WHAT THE TASK REQUIRES
Using the data below, copy every line that contains the word "escala".

DATA SUPPLIED
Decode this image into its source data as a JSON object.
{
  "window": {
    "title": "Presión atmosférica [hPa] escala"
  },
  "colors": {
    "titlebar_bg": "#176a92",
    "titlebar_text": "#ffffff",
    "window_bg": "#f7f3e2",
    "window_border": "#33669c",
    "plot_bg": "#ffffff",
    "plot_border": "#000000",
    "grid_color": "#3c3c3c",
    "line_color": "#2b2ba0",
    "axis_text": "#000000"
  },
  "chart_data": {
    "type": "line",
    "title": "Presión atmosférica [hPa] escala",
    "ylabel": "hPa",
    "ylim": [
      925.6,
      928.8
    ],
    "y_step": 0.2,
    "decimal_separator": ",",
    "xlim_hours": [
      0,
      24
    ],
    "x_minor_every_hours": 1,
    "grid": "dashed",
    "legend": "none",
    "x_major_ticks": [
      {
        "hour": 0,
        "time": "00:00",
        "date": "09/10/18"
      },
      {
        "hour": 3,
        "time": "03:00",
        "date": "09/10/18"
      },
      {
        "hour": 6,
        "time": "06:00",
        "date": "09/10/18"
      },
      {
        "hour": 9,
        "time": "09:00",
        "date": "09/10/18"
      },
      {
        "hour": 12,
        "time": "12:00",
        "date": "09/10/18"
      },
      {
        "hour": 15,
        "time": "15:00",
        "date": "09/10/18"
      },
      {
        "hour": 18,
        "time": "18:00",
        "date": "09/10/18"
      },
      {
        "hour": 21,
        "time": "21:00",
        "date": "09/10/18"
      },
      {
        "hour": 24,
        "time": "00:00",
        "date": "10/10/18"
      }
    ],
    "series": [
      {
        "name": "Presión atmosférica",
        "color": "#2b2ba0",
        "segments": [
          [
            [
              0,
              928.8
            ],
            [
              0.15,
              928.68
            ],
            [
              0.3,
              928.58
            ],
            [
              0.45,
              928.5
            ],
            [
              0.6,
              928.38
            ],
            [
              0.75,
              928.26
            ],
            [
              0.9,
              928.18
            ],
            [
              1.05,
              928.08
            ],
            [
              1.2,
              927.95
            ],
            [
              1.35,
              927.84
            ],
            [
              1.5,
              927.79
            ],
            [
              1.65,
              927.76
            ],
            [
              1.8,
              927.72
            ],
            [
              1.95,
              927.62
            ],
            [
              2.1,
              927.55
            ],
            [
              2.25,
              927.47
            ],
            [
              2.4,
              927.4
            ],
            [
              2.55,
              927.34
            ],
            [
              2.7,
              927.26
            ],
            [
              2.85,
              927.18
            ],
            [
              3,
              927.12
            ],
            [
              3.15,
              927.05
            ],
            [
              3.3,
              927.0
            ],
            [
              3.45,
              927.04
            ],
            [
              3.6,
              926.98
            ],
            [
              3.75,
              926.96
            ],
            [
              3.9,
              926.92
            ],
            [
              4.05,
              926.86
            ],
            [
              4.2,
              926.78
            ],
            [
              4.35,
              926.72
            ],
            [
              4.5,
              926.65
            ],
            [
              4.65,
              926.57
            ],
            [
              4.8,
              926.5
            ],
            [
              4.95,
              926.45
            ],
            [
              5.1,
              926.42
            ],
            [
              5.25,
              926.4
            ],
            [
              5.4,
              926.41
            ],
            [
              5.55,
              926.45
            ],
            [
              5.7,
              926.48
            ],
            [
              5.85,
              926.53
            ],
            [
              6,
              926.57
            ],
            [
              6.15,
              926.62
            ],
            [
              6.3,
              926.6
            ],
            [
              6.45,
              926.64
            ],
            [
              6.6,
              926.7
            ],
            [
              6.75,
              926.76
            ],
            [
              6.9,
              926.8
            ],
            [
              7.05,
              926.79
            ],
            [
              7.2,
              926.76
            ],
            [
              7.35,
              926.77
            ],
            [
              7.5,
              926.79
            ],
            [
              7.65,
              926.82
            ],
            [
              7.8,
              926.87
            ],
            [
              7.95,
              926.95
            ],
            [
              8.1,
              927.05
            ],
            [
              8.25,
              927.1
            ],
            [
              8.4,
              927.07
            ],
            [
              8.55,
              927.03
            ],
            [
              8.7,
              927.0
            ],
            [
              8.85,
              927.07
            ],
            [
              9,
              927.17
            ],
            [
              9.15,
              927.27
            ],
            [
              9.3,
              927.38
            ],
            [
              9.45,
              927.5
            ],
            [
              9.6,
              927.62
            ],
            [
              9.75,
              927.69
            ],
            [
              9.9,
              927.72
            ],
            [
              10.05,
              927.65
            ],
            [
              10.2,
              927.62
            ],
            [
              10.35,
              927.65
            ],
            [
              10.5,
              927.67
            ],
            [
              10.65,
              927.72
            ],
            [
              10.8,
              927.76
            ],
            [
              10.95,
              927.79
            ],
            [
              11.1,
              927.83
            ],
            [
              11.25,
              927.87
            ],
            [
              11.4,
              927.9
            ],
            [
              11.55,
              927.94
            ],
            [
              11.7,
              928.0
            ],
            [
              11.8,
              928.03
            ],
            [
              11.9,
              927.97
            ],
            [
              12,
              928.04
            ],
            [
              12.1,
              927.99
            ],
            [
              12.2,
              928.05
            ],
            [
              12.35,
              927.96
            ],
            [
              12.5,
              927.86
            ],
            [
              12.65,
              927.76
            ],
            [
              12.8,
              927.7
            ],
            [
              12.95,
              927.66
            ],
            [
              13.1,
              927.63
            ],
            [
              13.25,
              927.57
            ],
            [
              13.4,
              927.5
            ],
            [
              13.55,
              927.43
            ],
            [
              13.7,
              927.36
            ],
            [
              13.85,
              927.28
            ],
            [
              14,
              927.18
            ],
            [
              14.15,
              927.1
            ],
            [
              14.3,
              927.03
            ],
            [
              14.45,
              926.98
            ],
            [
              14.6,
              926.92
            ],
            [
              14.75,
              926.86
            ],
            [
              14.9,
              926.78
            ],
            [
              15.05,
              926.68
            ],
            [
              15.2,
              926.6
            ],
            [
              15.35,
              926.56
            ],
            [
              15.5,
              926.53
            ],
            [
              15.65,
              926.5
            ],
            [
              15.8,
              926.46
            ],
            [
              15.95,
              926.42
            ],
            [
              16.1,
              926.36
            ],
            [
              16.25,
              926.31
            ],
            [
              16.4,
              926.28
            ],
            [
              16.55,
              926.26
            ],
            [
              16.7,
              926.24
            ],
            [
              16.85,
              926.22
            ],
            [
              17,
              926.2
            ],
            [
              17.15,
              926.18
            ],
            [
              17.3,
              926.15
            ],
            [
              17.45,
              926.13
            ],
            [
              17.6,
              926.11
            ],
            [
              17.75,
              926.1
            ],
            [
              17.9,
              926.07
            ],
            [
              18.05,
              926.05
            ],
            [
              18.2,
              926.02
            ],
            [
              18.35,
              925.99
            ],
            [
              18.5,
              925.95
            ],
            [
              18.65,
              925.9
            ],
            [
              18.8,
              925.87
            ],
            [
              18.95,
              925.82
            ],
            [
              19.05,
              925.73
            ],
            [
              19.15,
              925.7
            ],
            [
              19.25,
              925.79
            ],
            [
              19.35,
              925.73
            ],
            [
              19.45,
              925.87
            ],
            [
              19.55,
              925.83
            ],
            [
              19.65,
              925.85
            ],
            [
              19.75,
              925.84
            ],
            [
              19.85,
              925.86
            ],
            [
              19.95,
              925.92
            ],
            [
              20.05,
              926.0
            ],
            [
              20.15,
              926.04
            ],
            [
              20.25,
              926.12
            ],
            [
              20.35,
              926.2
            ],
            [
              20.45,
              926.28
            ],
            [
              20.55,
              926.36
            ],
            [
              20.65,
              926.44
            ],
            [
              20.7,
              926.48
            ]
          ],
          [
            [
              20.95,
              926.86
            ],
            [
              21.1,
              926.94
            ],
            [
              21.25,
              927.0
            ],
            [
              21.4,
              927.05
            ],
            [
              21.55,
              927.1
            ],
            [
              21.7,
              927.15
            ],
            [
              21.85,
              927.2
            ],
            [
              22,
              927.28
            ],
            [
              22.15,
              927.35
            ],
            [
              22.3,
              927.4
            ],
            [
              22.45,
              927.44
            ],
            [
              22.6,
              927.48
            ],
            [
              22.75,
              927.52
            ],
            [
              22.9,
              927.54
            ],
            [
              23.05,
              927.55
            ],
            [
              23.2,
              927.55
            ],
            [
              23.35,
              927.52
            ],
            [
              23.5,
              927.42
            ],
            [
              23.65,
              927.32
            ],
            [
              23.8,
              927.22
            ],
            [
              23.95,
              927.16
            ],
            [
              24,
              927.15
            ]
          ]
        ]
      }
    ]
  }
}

RESULT OF THE TASK
    "title": "Presión atmosférica [hPa] escala"
    "title": "Presión atmosférica [hPa] escala",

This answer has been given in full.